**TASK TO CARRY OUT**
Keep only the lines of the listing that include the word "comunicación", and copy them.

**INFORMATION SHOWN**
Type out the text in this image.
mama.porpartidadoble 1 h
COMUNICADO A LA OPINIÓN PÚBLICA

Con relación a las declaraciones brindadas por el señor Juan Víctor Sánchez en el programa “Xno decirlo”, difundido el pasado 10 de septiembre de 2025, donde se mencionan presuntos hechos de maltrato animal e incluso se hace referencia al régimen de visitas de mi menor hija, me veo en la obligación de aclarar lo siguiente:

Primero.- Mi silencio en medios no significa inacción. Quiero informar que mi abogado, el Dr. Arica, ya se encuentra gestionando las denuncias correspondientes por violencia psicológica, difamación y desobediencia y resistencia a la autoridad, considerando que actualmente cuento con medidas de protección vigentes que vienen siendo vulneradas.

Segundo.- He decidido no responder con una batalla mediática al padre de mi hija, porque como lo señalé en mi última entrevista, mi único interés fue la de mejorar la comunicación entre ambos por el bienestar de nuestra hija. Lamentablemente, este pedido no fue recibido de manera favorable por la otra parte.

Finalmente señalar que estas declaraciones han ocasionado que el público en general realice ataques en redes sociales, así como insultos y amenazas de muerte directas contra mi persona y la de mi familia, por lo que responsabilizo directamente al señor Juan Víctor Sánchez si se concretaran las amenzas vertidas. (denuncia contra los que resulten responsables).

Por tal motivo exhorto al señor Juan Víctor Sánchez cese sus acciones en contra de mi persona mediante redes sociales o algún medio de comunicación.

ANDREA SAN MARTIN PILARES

**TASK SOLUTION**
Segundo.- He decidido no responder con una batalla mediática al padre de mi hija, porque como lo señalé en mi última entrevista, mi único interés fue la de mejorar la comunicación entre ambos por el bienestar de nuestra hija. Lamentablemente, este pedido no fue recibido de manera favorable por la otra parte.
Por tal motivo exhorto al señor Juan Víctor Sánchez cese sus acciones en contra de mi persona mediante redes sociales o algún medio de comunicación.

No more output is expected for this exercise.